[begin INPUT DATA]

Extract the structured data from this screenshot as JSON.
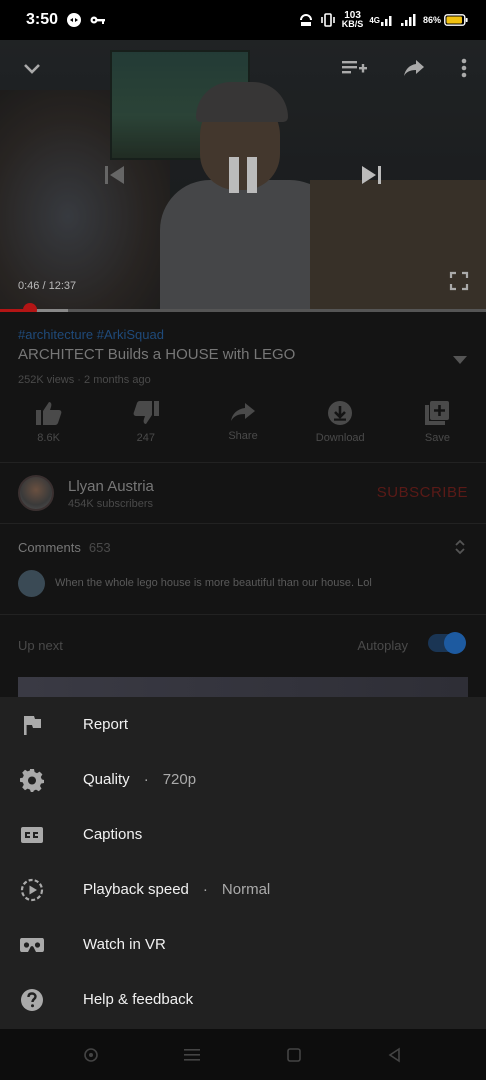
{
  "status_bar": {
    "time": "3:50",
    "net_speed_value": "103",
    "net_speed_unit": "KB/S",
    "network_type": "4G",
    "battery": "86%"
  },
  "player": {
    "time_current": "0:46",
    "time_total": "12:37",
    "time_separator": " / ",
    "progress_fraction": 0.061,
    "buffer_fraction": 0.14,
    "accent_color": "#b31515"
  },
  "video": {
    "hashtags": "#architecture #ArkiSquad",
    "title": "ARCHITECT Builds a HOUSE with LEGO",
    "meta": "252K views · 2 months ago"
  },
  "actions": [
    {
      "icon": "thumb-up-icon",
      "label": "8.6K"
    },
    {
      "icon": "thumb-down-icon",
      "label": "247"
    },
    {
      "icon": "share-icon",
      "label": "Share"
    },
    {
      "icon": "download-icon",
      "label": "Download"
    },
    {
      "icon": "save-icon",
      "label": "Save"
    }
  ],
  "channel": {
    "name": "Llyan Austria",
    "subscribers": "454K subscribers",
    "subscribe_label": "SUBSCRIBE"
  },
  "comments": {
    "label": "Comments",
    "count": "653",
    "top_comment": "When the whole lego house is more beautiful than our house. Lol"
  },
  "up_next": {
    "label": "Up next",
    "autoplay_label": "Autoplay",
    "autoplay_on": true
  },
  "menu": {
    "items": [
      {
        "icon": "flag-icon",
        "label": "Report",
        "value": ""
      },
      {
        "icon": "gear-icon",
        "label": "Quality",
        "value": "720p"
      },
      {
        "icon": "captions-icon",
        "label": "Captions",
        "value": ""
      },
      {
        "icon": "playback-speed-icon",
        "label": "Playback speed",
        "value": "Normal"
      },
      {
        "icon": "vr-icon",
        "label": "Watch in VR",
        "value": ""
      },
      {
        "icon": "help-icon",
        "label": "Help & feedback",
        "value": ""
      }
    ],
    "value_separator": "·"
  }
}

[end INPUT DATA]

WRITTEN INSTRUCTION: Where a line of the records above holds the word "icon", copy that line.

OUTPUT BELOW:
      "icon": "thumb-up-icon",
      "icon": "thumb-down-icon",
      "icon": "share-icon",
      "icon": "download-icon",
      "icon": "save-icon",
        "icon": "flag-icon",
        "icon": "gear-icon",
        "icon": "captions-icon",
        "icon": "playback-speed-icon",
        "icon": "vr-icon",
        "icon": "help-icon",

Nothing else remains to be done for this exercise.